[start Dataset records]

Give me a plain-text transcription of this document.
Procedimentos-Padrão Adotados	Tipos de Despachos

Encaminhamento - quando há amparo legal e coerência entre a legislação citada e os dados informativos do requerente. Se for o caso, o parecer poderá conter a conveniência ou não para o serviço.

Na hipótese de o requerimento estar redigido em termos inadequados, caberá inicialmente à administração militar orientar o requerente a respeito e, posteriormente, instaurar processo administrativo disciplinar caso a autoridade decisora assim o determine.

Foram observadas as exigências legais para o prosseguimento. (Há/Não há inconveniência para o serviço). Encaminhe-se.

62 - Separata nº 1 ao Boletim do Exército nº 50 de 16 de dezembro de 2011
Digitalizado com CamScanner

[end Dataset records]
[start Dataset records]

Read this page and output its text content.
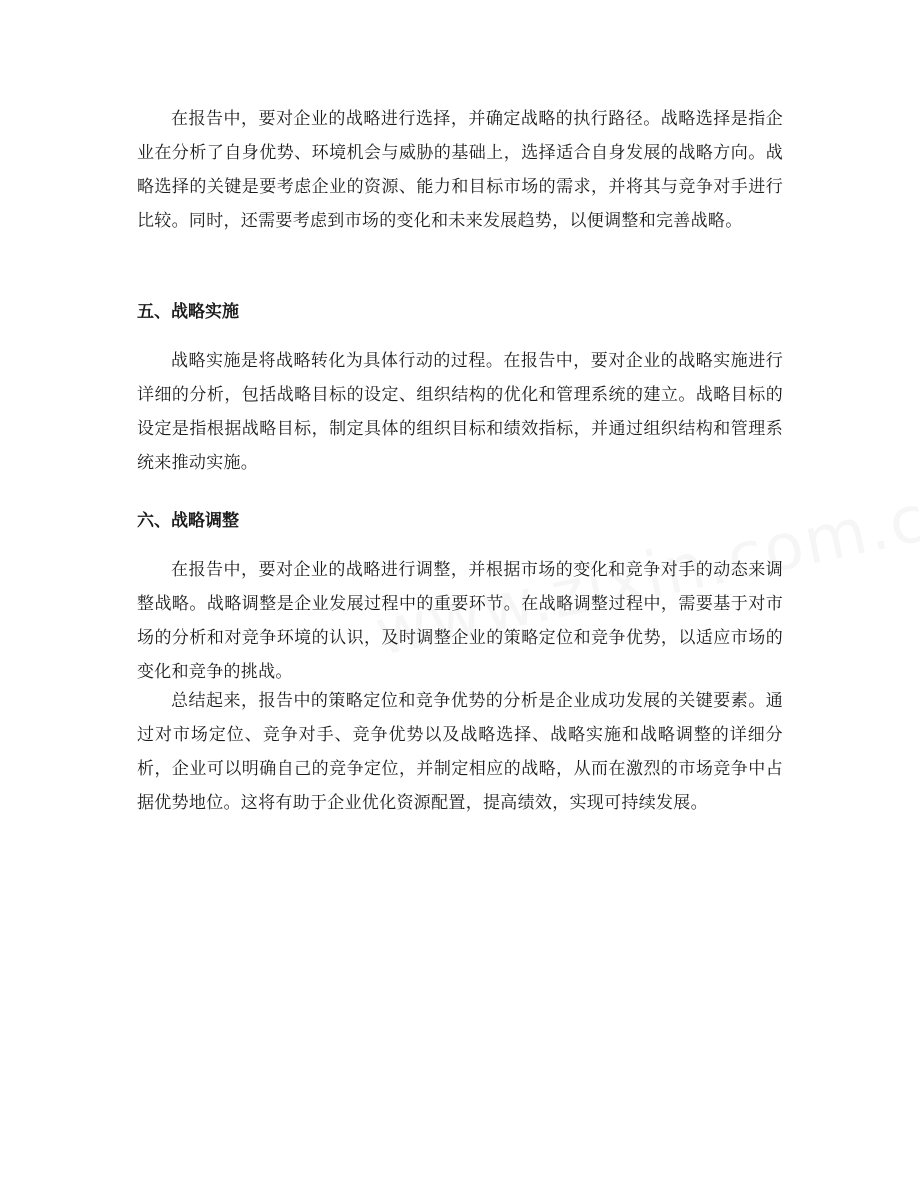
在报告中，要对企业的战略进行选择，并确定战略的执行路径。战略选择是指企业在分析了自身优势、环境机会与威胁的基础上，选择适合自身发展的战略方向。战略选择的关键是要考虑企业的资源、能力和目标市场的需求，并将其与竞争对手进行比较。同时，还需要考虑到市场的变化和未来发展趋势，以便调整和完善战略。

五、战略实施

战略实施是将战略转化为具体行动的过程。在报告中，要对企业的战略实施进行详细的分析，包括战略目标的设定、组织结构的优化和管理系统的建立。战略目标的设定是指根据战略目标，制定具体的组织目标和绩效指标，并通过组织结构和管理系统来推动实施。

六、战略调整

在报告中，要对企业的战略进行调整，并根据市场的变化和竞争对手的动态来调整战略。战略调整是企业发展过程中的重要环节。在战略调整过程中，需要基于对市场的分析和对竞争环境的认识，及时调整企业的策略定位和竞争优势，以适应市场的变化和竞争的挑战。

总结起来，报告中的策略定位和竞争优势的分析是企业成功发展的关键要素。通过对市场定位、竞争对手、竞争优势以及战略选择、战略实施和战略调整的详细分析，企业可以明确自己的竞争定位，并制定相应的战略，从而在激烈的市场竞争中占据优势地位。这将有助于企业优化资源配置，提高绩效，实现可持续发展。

[end Dataset records]
[start Dataset records]

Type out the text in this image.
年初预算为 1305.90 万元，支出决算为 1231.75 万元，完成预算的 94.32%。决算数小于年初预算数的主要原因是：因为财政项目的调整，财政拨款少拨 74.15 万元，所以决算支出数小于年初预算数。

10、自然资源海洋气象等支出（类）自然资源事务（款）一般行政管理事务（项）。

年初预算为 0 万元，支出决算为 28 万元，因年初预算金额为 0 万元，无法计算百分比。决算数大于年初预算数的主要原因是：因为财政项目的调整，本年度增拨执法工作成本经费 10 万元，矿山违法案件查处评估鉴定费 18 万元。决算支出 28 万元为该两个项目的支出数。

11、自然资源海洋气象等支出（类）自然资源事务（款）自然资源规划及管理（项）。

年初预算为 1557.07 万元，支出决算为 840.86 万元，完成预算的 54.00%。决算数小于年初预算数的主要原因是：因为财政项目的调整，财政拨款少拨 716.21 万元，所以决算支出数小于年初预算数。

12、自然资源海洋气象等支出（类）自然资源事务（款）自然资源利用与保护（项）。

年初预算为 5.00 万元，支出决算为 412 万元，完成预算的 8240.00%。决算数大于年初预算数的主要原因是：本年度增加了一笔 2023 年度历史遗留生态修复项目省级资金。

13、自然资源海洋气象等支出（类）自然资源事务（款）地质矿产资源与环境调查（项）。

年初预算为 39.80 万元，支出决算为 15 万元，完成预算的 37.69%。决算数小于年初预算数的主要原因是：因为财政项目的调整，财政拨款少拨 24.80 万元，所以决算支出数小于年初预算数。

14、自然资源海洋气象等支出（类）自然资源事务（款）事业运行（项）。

[end Dataset records]

**Instructions for the task:**
Using the listing above, locate the lines that hold "决算数小于年初预算数的主要原因是" and copy each one.

**Complete response:**
年初预算为 1305.90 万元，支出决算为 1231.75 万元，完成预算的 94.32%。决算数小于年初预算数的主要原因是：因为财政项目的调整，财政拨款少拨 74.15 万元，所以决算支出数小于年初预算数。
年初预算为 1557.07 万元，支出决算为 840.86 万元，完成预算的 54.00%。决算数小于年初预算数的主要原因是：因为财政项目的调整，财政拨款少拨 716.21 万元，所以决算支出数小于年初预算数。
年初预算为 39.80 万元，支出决算为 15 万元，完成预算的 37.69%。决算数小于年初预算数的主要原因是：因为财政项目的调整，财政拨款少拨 24.80 万元，所以决算支出数小于年初预算数。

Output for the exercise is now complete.